Extracted data
"""

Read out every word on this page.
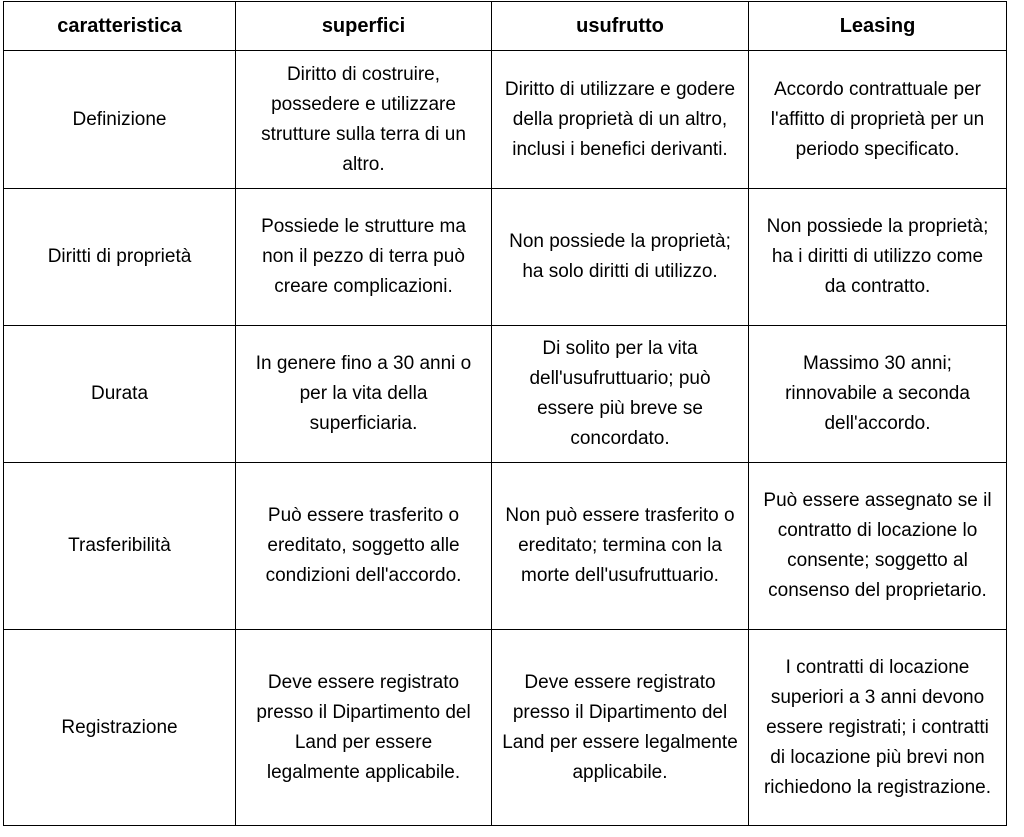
caratteristica	superfici	usufrutto	Leasing
Definizione	Diritto di costruire, possedere e utilizzare strutture sulla terra di un altro.	Diritto di utilizzare e godere della proprietà di un altro, inclusi i benefici derivanti.	Accordo contrattuale per l'affitto di proprietà per un periodo specificato.
Diritti di proprietà	Possiede le strutture ma non il pezzo di terra può creare complicazioni.	Non possiede la proprietà; ha solo diritti di utilizzo.	Non possiede la proprietà; ha i diritti di utilizzo come da contratto.
Durata	In genere fino a 30 anni o per la vita della superficiaria.	Di solito per la vita dell'usufruttuario; può essere più breve se concordato.	Massimo 30 anni; rinnovabile a seconda dell'accordo.
Trasferibilità	Può essere trasferito o ereditato, soggetto alle condizioni dell'accordo.	Non può essere trasferito o ereditato; termina con la morte dell'usufruttuario.	Può essere assegnato se il contratto di locazione lo consente; soggetto al consenso del proprietario.
Registrazione	Deve essere registrato presso il Dipartimento del Land per essere legalmente applicabile.	Deve essere registrato presso il Dipartimento del Land per essere legalmente applicabile.	I contratti di locazione superiori a 3 anni devono essere registrati; i contratti di locazione più brevi non richiedono la registrazione.
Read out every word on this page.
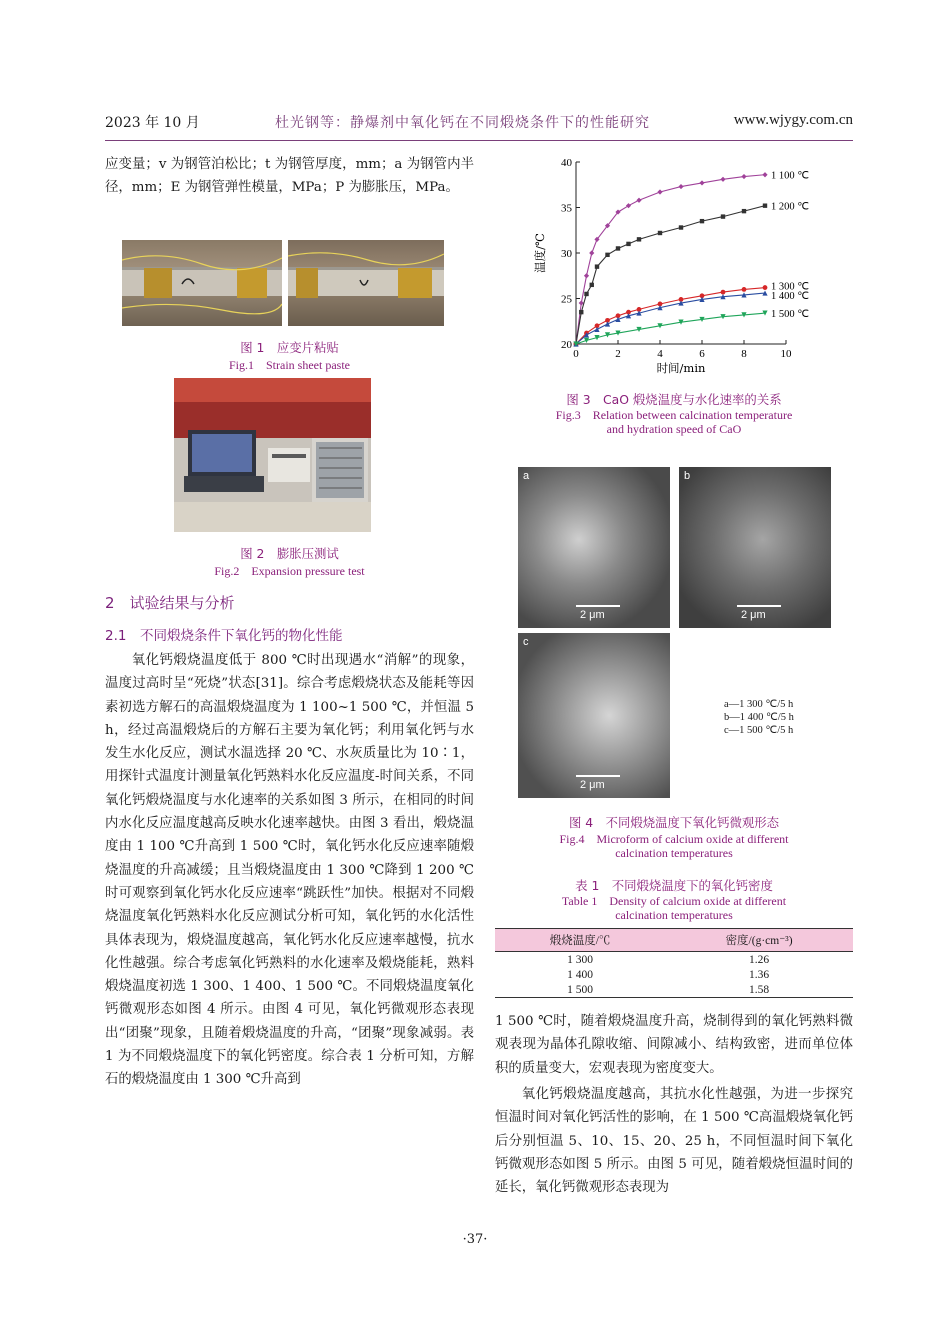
2023 年 10 月	杜光钢等：静爆剂中氧化钙在不同煅烧条件下的性能研究	www.wjygy.com.cn
应变量；v 为钢管泊松比；t 为钢管厚度，mm；a 为钢管内半径，mm；E 为钢管弹性模量，MPa；P 为膨胀压，MPa。
图 1　应变片粘贴
Fig.1　Strain sheet paste
图 2　膨胀压测试
Fig.2　Expansion pressure test
2　试验结果与分析
2.1　不同煅烧条件下氧化钙的物化性能
氧化钙煅烧温度低于 800 ℃时出现遇水“消解”的现象，温度过高时呈“死烧”状态[31]。综合考虑煅烧状态及能耗等因素初选方解石的高温煅烧温度为 1 100~1 500 ℃，并恒温 5 h，经过高温煅烧后的方解石主要为氧化钙；利用氧化钙与水发生水化反应，测试水温选择 20 ℃、水灰质量比为 10∶1，用探针式温度计测量氧化钙熟料水化反应温度-时间关系，不同氧化钙煅烧温度与水化速率的关系如图 3 所示，在相同的时间内水化反应温度越高反映水化速率越快。由图 3 看出，煅烧温度由 1 100 ℃升高到 1 500 ℃时，氧化钙水化反应速率随煅烧温度的升高减缓；且当煅烧温度由 1 300 ℃降到 1 200 ℃时可观察到氧化钙水化反应速率“跳跃性”加快。根据对不同煅烧温度氧化钙熟料水化反应测试分析可知，氧化钙的水化活性具体表现为，煅烧温度越高，氧化钙水化反应速率越慢，抗水化性越强。综合考虑氧化钙熟料的水化速率及煅烧能耗，熟料煅烧温度初选 1 300、1 400、1 500 ℃。不同煅烧温度氧化钙微观形态如图 4 所示。由图 4 可见，氧化钙微观形态表现出“团聚”现象，且随着煅烧温度的升高，“团聚”现象减弱。表 1 为不同煅烧温度下的氧化钙密度。综合表 1 分析可知，方解石的煅烧温度由 1 300 ℃升高到
0	2	4	6	8	10
20
25
30
35
40
时间/min
温度/℃
1 100 ℃
1 200 ℃
1 300 ℃
1 400 ℃
1 500 ℃
图 3　CaO 煅烧温度与水化速率的关系
Fig.3　Relation between calcination temperature
and hydration speed of CaO
a
2 μm
b
2 μm
c
2 μm
a—1 300 ℃/5 h
b—1 400 ℃/5 h
c—1 500 ℃/5 h
图 4　不同煅烧温度下氧化钙微观形态
Fig.4　Microform of calcium oxide at different
calcination temperatures
表 1　不同煅烧温度下的氧化钙密度
Table 1　Density of calcium oxide at different
calcination temperatures
煅烧温度/℃	密度/(g·cm⁻³)
1 300	1.26
1 400	1.36
1 500	1.58
1 500 ℃时，随着煅烧温度升高，烧制得到的氧化钙熟料微观表现为晶体孔隙收缩、间隙减小、结构致密，进而单位体积的质量变大，宏观表现为密度变大。
氧化钙煅烧温度越高，其抗水化性越强，为进一步探究恒温时间对氧化钙活性的影响，在 1 500 ℃高温煅烧氧化钙后分别恒温 5、10、15、20、25 h，不同恒温时间下氧化钙微观形态如图 5 所示。由图 5 可见，随着煅烧恒温时间的延长，氧化钙微观形态表现为
·37·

"""

Stated goal
Keep the pictures out and write out the records exactly.

Task solution
Read out every word on this page.
caratteristica	superfici	usufrutto	Leasing
Definizione	Diritto di costruire, possedere e utilizzare strutture sulla terra di un altro.	Diritto di utilizzare e godere della proprietà di un altro, inclusi i benefici derivanti.	Accordo contrattuale per l'affitto di proprietà per un periodo specificato.
Diritti di proprietà	Possiede le strutture ma non il pezzo di terra può creare complicazioni.	Non possiede la proprietà; ha solo diritti di utilizzo.	Non possiede la proprietà; ha i diritti di utilizzo come da contratto.
Durata	In genere fino a 30 anni o per la vita della superficiaria.	Di solito per la vita dell'usufruttuario; può essere più breve se concordato.	Massimo 30 anni; rinnovabile a seconda dell'accordo.
Trasferibilità	Può essere trasferito o ereditato, soggetto alle condizioni dell'accordo.	Non può essere trasferito o ereditato; termina con la morte dell'usufruttuario.	Può essere assegnato se il contratto di locazione lo consente; soggetto al consenso del proprietario.
Registrazione	Deve essere registrato presso il Dipartimento del Land per essere legalmente applicabile.	Deve essere registrato presso il Dipartimento del Land per essere legalmente applicabile.	I contratti di locazione superiori a 3 anni devono essere registrati; i contratti di locazione più brevi non richiedono la registrazione.
Read out every word on this page.
2023 年 10 月	杜光钢等：静爆剂中氧化钙在不同煅烧条件下的性能研究	www.wjygy.com.cn
应变量；v 为钢管泊松比；t 为钢管厚度，mm；a 为钢管内半径，mm；E 为钢管弹性模量，MPa；P 为膨胀压，MPa。
图 1　应变片粘贴
Fig.1　Strain sheet paste
图 2　膨胀压测试
Fig.2　Expansion pressure test
2　试验结果与分析
2.1　不同煅烧条件下氧化钙的物化性能
氧化钙煅烧温度低于 800 ℃时出现遇水“消解”的现象，温度过高时呈“死烧”状态[31]。综合考虑煅烧状态及能耗等因素初选方解石的高温煅烧温度为 1 100~1 500 ℃，并恒温 5 h，经过高温煅烧后的方解石主要为氧化钙；利用氧化钙与水发生水化反应，测试水温选择 20 ℃、水灰质量比为 10∶1，用探针式温度计测量氧化钙熟料水化反应温度-时间关系，不同氧化钙煅烧温度与水化速率的关系如图 3 所示，在相同的时间内水化反应温度越高反映水化速率越快。由图 3 看出，煅烧温度由 1 100 ℃升高到 1 500 ℃时，氧化钙水化反应速率随煅烧温度的升高减缓；且当煅烧温度由 1 300 ℃降到 1 200 ℃时可观察到氧化钙水化反应速率“跳跃性”加快。根据对不同煅烧温度氧化钙熟料水化反应测试分析可知，氧化钙的水化活性具体表现为，煅烧温度越高，氧化钙水化反应速率越慢，抗水化性越强。综合考虑氧化钙熟料的水化速率及煅烧能耗，熟料煅烧温度初选 1 300、1 400、1 500 ℃。不同煅烧温度氧化钙微观形态如图 4 所示。由图 4 可见，氧化钙微观形态表现出“团聚”现象，且随着煅烧温度的升高，“团聚”现象减弱。表 1 为不同煅烧温度下的氧化钙密度。综合表 1 分析可知，方解石的煅烧温度由 1 300 ℃升高到
0	2	4	6	8	10
20
25
30
35
40
时间/min
温度/℃
1 100 ℃
1 200 ℃
1 300 ℃
1 400 ℃
1 500 ℃
图 3　CaO 煅烧温度与水化速率的关系
Fig.3　Relation between calcination temperature
and hydration speed of CaO
a
2 μm
b
2 μm
c
2 μm
a—1 300 ℃/5 h
b—1 400 ℃/5 h
c—1 500 ℃/5 h
图 4　不同煅烧温度下氧化钙微观形态
Fig.4　Microform of calcium oxide at different
calcination temperatures
表 1　不同煅烧温度下的氧化钙密度
Table 1　Density of calcium oxide at different
calcination temperatures
煅烧温度/℃	密度/(g·cm⁻³)
1 300	1.26
1 400	1.36
1 500	1.58
1 500 ℃时，随着煅烧温度升高，烧制得到的氧化钙熟料微观表现为晶体孔隙收缩、间隙减小、结构致密，进而单位体积的质量变大，宏观表现为密度变大。
氧化钙煅烧温度越高，其抗水化性越强，为进一步探究恒温时间对氧化钙活性的影响，在 1 500 ℃高温煅烧氧化钙后分别恒温 5、10、15、20、25 h，不同恒温时间下氧化钙微观形态如图 5 所示。由图 5 可见，随着煅烧恒温时间的延长，氧化钙微观形态表现为
·37·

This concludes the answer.